**EXERCISE INPUTS:**
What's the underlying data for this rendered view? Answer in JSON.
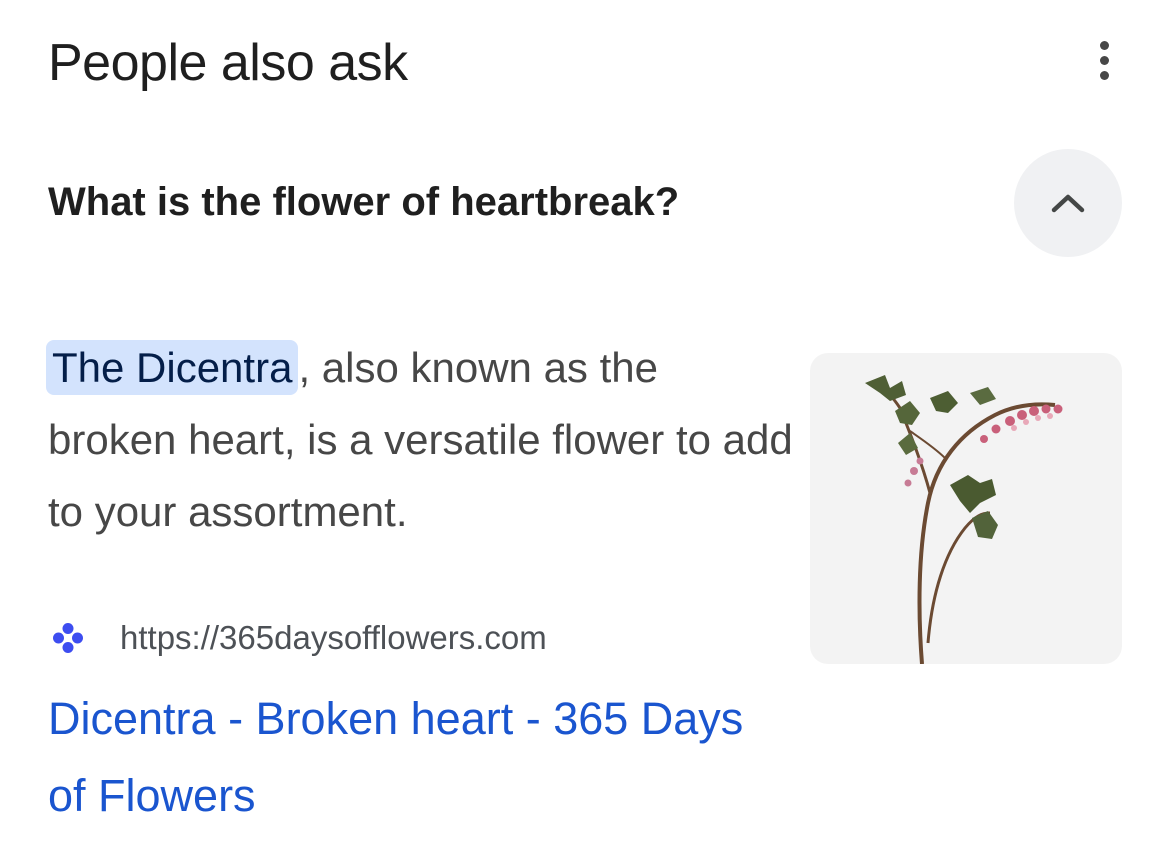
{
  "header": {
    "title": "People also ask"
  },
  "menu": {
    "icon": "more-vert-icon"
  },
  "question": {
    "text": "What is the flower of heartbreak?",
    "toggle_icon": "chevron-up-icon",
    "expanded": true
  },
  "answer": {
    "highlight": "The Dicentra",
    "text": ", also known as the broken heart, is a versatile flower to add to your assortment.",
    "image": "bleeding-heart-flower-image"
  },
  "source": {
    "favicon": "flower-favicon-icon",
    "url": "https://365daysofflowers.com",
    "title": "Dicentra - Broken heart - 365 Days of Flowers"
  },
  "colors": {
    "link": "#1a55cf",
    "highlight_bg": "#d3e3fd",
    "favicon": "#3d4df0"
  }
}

**PROBLEM STATEMENT:**
Give the number of lines in the listing above that contain "Dicentra", and nothing else.

**ANSWER TO THE PROBLEM:**
2